■ What is needed
Collect every line in the records below that contains the word "Archivo".

↓↓↓

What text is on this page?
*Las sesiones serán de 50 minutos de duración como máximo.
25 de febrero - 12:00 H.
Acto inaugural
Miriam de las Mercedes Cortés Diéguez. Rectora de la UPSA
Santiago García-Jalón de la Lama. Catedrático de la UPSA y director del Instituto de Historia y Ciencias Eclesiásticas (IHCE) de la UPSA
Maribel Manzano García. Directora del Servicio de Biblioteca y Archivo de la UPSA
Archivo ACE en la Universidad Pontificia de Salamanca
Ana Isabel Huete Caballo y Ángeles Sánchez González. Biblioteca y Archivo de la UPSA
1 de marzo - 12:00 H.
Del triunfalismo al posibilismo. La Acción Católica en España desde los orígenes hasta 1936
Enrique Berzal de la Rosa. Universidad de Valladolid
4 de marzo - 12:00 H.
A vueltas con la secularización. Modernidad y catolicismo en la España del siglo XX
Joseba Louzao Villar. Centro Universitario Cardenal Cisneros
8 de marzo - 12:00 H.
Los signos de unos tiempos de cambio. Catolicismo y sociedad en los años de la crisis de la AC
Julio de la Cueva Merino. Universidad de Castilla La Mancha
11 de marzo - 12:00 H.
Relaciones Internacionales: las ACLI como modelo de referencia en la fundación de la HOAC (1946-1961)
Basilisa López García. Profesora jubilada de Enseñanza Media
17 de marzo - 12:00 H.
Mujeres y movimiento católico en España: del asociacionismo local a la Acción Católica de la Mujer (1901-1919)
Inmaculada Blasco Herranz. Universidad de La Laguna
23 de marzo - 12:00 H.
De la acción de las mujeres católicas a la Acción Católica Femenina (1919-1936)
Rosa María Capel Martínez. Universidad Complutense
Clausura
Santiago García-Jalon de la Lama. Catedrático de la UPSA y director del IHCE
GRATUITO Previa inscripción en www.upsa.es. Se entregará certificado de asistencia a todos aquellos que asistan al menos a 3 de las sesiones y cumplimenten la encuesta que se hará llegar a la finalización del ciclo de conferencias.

↑↑↑

■ Exercise response
Maribel Manzano García. Directora del Servicio de Biblioteca y Archivo de la UPSA
Archivo ACE en la Universidad Pontificia de Salamanca
Ana Isabel Huete Caballo y Ángeles Sánchez González. Biblioteca y Archivo de la UPSA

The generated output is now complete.